*Problem details*:
Copy every entry word for word. Skip the pictures.

*Recorded data*:
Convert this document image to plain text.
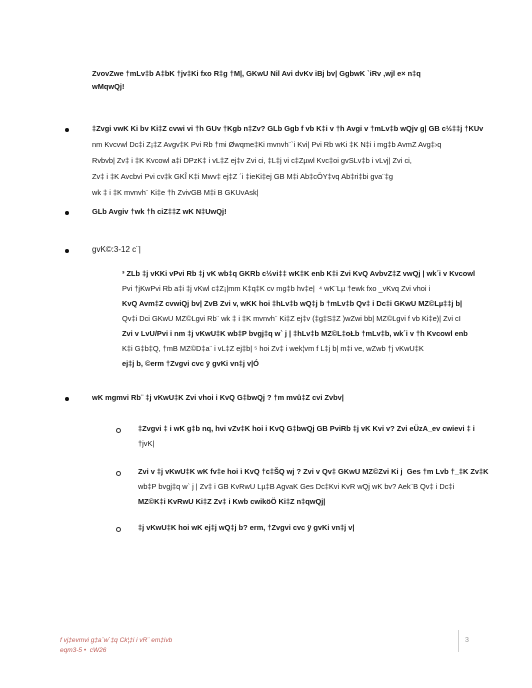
ZvovZwe †mLv‡b A‡bK †jv‡Ki fxo R‡g †M|, GKwU Nil Avi dvKv iBj bv| GgbwK `iRv ,wjl e× n‡q
wMqwQj!
‡Zvgi vwK Ki bv Ki‡Z cvwi vi †h GUv †Kgb n‡Zv? GLb Ggb f vb K‡i v †h Avgi v †mLv‡b wQjv g| GB c½‡‡j †KUv
nm Kvcvwl Dc‡i Z¡‡Z Avgv‡K Pvi Rb †mi Øwqme‡Ki mvnvh¨`i Kvi| Pvi Rb wKi ‡K N‡i i mg‡b AvmZ Avg‡›q
Rvbvb| Zv‡ i ‡K Kvcowl a‡i DPzK‡ i vL‡Z ej‡v Zvi ci, ‡L‡j vi c‡Zµwl Kvc‡oi gvSLv‡b i vLvj| Zvi ci,
Zv‡ i ‡K Avcbvi Pvi cv‡k GKÎ K‡i Mwv‡ ej‡Z ´i ‡ieKi‡ej GB M‡i Ab‡cÖY‡vq Ab‡ri‡bi gva¨‡g
wk ‡ i ‡K mvnvh¨ Ki‡e †h ZvivGB M‡i B GKUvAsk|
GLb Avgiv †wk †h ciZ‡‡Z wK N‡UwQj!
gvK©:3-12 c¨|
³ ZLb ‡j vKKi vPvi Rb ‡j vK wb‡q GKRb c½vi‡‡ wK‡K enb K‡i Zvi KvQ AvbvZ‡Z vwQj | wk´i v Kvcowl
Pvi †jKwPvi Rb a‡i ‡j vKwl c‡Z¡|mm K‡q‡K cv mg‡b hv‡e|  ⁴ wK¨Lµ †ewk fxo _vKvq Zvi vhoi i
KvQ Avm‡Z cvwiQj bv| ZvB Zvi v, wKK hoi ‡hLv‡b wQ‡j b †mLv‡b Qv‡ i Dc‡i GKwU MZ©Lµ‡‡j b|
Qv‡i Dci GKwU MZ©Lgvi Rb¨ wk ‡ i ‡K mvnvh¨ Ki‡Z ej‡v (‡g‡S‡Z )wZwi bb| MZ©Lgvi f vb Ki‡e)| Zvi cI
Zvi v LvU/Pvi i nm ‡j vKwU‡K wb‡P bvgj‡q w` j | ‡hLv‡b MZ©L‡oŁb †mLv‡b, wk´i v †h Kvcowl enb
K‡i G‡b‡Q, †mB MZ©D‡a¨ i vL‡Z ej‡b| ⁵ hoi Zv‡ i wek¦vm f L‡j b| m‡i ve, wZwb †j vKwU‡K
ej‡j b, ©erm †Zvgvi cvc ÿ gvKi vn‡j v|Ó
wK mgmvi Rb¨ ‡j vKwU‡K Zvi vhoi i KvQ G‡bwQj ? †m mvû‡Z cvi Zvbv|
‡Zvgvi ‡ i wK g‡b nq, hvi vZv‡K hoi i KvQ G‡bwQj GB PviRb ‡j vK Kvi v? Zvi eÜzA_ev cwievi ‡ i
†jvK|
Zvi v ‡j vKwU‡K wK fv‡e hoi i KvQ †c‡ŠQ wj ? Zvi v Qv‡ GKwU MZ©Zvi Ki j  Ges †m Lvb †_‡K Zv‡K
wb‡P bvgj‡q w` j | Zv‡ i GB KvRwU Lµ‡B AgvaK Ges Dc‡Kvi KvR wQj wK bv? Aek¨B Qv‡ i Dc‡i
MZ©K‡i KvRwU Ki‡Z Zv‡ i Kwb cwiköÖ Ki‡Z n‡qwQj|
‡j vKwU‡K hoi wK ej‡j wQ‡j b? erm, †Zvgvi cvc ÿ gvKi vn‡j v|
f vj‡evmvi g‡a¨w`‡q Ck¦‡i i vR¨ em‡ivb
eqm3-5 •  cW26
3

*The solution*:
Convert this document image to plain text.
ZvovZwe †mLv‡b A‡bK †jv‡Ki fxo R‡g †M|, GKwU Nil Avi dvKv iBj bv| GgbwK `iRv ,wjl e× n‡q
wMqwQj!
‡Zvgi vwK Ki bv Ki‡Z cvwi vi †h GUv †Kgb n‡Zv? GLb Ggb f vb K‡i v †h Avgi v †mLv‡b wQjv g| GB c½‡‡j †KUv
nm Kvcvwl Dc‡i Z¡‡Z Avgv‡K Pvi Rb †mi Øwqme‡Ki mvnvh¨`i Kvi| Pvi Rb wKi ‡K N‡i i mg‡b AvmZ Avg‡›q
Rvbvb| Zv‡ i ‡K Kvcowl a‡i DPzK‡ i vL‡Z ej‡v Zvi ci, ‡L‡j vi c‡Zµwl Kvc‡oi gvSLv‡b i vLvj| Zvi ci,
Zv‡ i ‡K Avcbvi Pvi cv‡k GKÎ K‡i Mwv‡ ej‡Z ´i ‡ieKi‡ej GB M‡i Ab‡cÖY‡vq Ab‡ri‡bi gva¨‡g
wk ‡ i ‡K mvnvh¨ Ki‡e †h ZvivGB M‡i B GKUvAsk|
GLb Avgiv †wk †h ciZ‡‡Z wK N‡UwQj!
gvK©:3-12 c¨|
³ ZLb ‡j vKKi vPvi Rb ‡j vK wb‡q GKRb c½vi‡‡ wK‡K enb K‡i Zvi KvQ AvbvZ‡Z vwQj | wk´i v Kvcowl
Pvi †jKwPvi Rb a‡i ‡j vKwl c‡Z¡|mm K‡q‡K cv mg‡b hv‡e|  ⁴ wK¨Lµ †ewk fxo _vKvq Zvi vhoi i
KvQ Avm‡Z cvwiQj bv| ZvB Zvi v, wKK hoi ‡hLv‡b wQ‡j b †mLv‡b Qv‡ i Dc‡i GKwU MZ©Lµ‡‡j b|
Qv‡i Dci GKwU MZ©Lgvi Rb¨ wk ‡ i ‡K mvnvh¨ Ki‡Z ej‡v (‡g‡S‡Z )wZwi bb| MZ©Lgvi f vb Ki‡e)| Zvi cI
Zvi v LvU/Pvi i nm ‡j vKwU‡K wb‡P bvgj‡q w` j | ‡hLv‡b MZ©L‡oŁb †mLv‡b, wk´i v †h Kvcowl enb
K‡i G‡b‡Q, †mB MZ©D‡a¨ i vL‡Z ej‡b| ⁵ hoi Zv‡ i wek¦vm f L‡j b| m‡i ve, wZwb †j vKwU‡K
ej‡j b, ©erm †Zvgvi cvc ÿ gvKi vn‡j v|Ó
wK mgmvi Rb¨ ‡j vKwU‡K Zvi vhoi i KvQ G‡bwQj ? †m mvû‡Z cvi Zvbv|
‡Zvgvi ‡ i wK g‡b nq, hvi vZv‡K hoi i KvQ G‡bwQj GB PviRb ‡j vK Kvi v? Zvi eÜzA_ev cwievi ‡ i
†jvK|
Zvi v ‡j vKwU‡K wK fv‡e hoi i KvQ †c‡ŠQ wj ? Zvi v Qv‡ GKwU MZ©Zvi Ki j  Ges †m Lvb †_‡K Zv‡K
wb‡P bvgj‡q w` j | Zv‡ i GB KvRwU Lµ‡B AgvaK Ges Dc‡Kvi KvR wQj wK bv? Aek¨B Qv‡ i Dc‡i
MZ©K‡i KvRwU Ki‡Z Zv‡ i Kwb cwiköÖ Ki‡Z n‡qwQj|
‡j vKwU‡K hoi wK ej‡j wQ‡j b? erm, †Zvgvi cvc ÿ gvKi vn‡j v|
f vj‡evmvi g‡a¨w`‡q Ck¦‡i i vR¨ em‡ivb
eqm3-5 •  cW26
3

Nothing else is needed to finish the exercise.